** start of Supplied records **

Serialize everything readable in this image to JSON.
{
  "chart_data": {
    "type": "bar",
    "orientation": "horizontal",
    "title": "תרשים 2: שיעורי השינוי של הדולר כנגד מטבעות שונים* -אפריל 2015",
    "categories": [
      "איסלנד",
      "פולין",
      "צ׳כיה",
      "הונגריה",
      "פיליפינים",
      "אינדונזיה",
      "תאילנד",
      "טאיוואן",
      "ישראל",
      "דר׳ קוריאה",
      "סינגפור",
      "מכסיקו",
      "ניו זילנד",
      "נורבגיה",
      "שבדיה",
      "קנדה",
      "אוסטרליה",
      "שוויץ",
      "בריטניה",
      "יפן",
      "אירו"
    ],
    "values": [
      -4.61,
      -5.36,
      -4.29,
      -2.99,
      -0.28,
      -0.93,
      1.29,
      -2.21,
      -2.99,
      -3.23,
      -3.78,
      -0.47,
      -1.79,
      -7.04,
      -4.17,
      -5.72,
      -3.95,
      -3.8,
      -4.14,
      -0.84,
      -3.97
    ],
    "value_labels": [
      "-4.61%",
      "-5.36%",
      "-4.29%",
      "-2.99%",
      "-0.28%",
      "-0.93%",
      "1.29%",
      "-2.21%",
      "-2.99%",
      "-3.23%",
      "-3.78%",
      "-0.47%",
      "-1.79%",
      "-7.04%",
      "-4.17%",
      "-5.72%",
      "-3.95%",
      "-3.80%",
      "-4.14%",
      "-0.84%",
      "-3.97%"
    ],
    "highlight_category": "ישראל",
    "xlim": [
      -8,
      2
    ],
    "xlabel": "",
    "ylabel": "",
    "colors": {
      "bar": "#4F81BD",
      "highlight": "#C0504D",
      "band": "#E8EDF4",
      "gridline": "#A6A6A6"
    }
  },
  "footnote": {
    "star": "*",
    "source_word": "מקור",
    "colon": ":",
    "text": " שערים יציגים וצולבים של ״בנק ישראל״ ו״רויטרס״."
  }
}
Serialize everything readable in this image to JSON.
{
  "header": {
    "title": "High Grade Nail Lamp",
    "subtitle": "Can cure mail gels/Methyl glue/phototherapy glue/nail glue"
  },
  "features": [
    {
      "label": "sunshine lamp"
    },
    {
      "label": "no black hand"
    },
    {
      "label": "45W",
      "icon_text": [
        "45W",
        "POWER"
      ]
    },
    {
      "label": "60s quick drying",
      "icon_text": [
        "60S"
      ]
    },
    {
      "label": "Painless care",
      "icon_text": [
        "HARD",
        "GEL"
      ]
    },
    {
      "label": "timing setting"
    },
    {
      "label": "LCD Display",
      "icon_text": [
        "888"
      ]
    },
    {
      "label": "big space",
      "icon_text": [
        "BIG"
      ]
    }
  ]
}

** end of Supplied records **

_To be done:_
Quote every line of the data, word for word.

_Task solution:_
Serialize everything readable in this image to JSON.
{
  "chart_data": {
    "type": "bar",
    "orientation": "horizontal",
    "title": "תרשים 2: שיעורי השינוי של הדולר כנגד מטבעות שונים* -אפריל 2015",
    "categories": [
      "איסלנד",
      "פולין",
      "צ׳כיה",
      "הונגריה",
      "פיליפינים",
      "אינדונזיה",
      "תאילנד",
      "טאיוואן",
      "ישראל",
      "דר׳ קוריאה",
      "סינגפור",
      "מכסיקו",
      "ניו זילנד",
      "נורבגיה",
      "שבדיה",
      "קנדה",
      "אוסטרליה",
      "שוויץ",
      "בריטניה",
      "יפן",
      "אירו"
    ],
    "values": [
      -4.61,
      -5.36,
      -4.29,
      -2.99,
      -0.28,
      -0.93,
      1.29,
      -2.21,
      -2.99,
      -3.23,
      -3.78,
      -0.47,
      -1.79,
      -7.04,
      -4.17,
      -5.72,
      -3.95,
      -3.8,
      -4.14,
      -0.84,
      -3.97
    ],
    "value_labels": [
      "-4.61%",
      "-5.36%",
      "-4.29%",
      "-2.99%",
      "-0.28%",
      "-0.93%",
      "1.29%",
      "-2.21%",
      "-2.99%",
      "-3.23%",
      "-3.78%",
      "-0.47%",
      "-1.79%",
      "-7.04%",
      "-4.17%",
      "-5.72%",
      "-3.95%",
      "-3.80%",
      "-4.14%",
      "-0.84%",
      "-3.97%"
    ],
    "highlight_category": "ישראל",
    "xlim": [
      -8,
      2
    ],
    "xlabel": "",
    "ylabel": "",
    "colors": {
      "bar": "#4F81BD",
      "highlight": "#C0504D",
      "band": "#E8EDF4",
      "gridline": "#A6A6A6"
    }
  },
  "footnote": {
    "star": "*",
    "source_word": "מקור",
    "colon": ":",
    "text": " שערים יציגים וצולבים של ״בנק ישראל״ ו״רויטרס״."
  }
}
Serialize everything readable in this image to JSON.
{
  "header": {
    "title": "High Grade Nail Lamp",
    "subtitle": "Can cure mail gels/Methyl glue/phototherapy glue/nail glue"
  },
  "features": [
    {
      "label": "sunshine lamp"
    },
    {
      "label": "no black hand"
    },
    {
      "label": "45W",
      "icon_text": [
        "45W",
        "POWER"
      ]
    },
    {
      "label": "60s quick drying",
      "icon_text": [
        "60S"
      ]
    },
    {
      "label": "Painless care",
      "icon_text": [
        "HARD",
        "GEL"
      ]
    },
    {
      "label": "timing setting"
    },
    {
      "label": "LCD Display",
      "icon_text": [
        "888"
      ]
    },
    {
      "label": "big space",
      "icon_text": [
        "BIG"
      ]
    }
  ]
}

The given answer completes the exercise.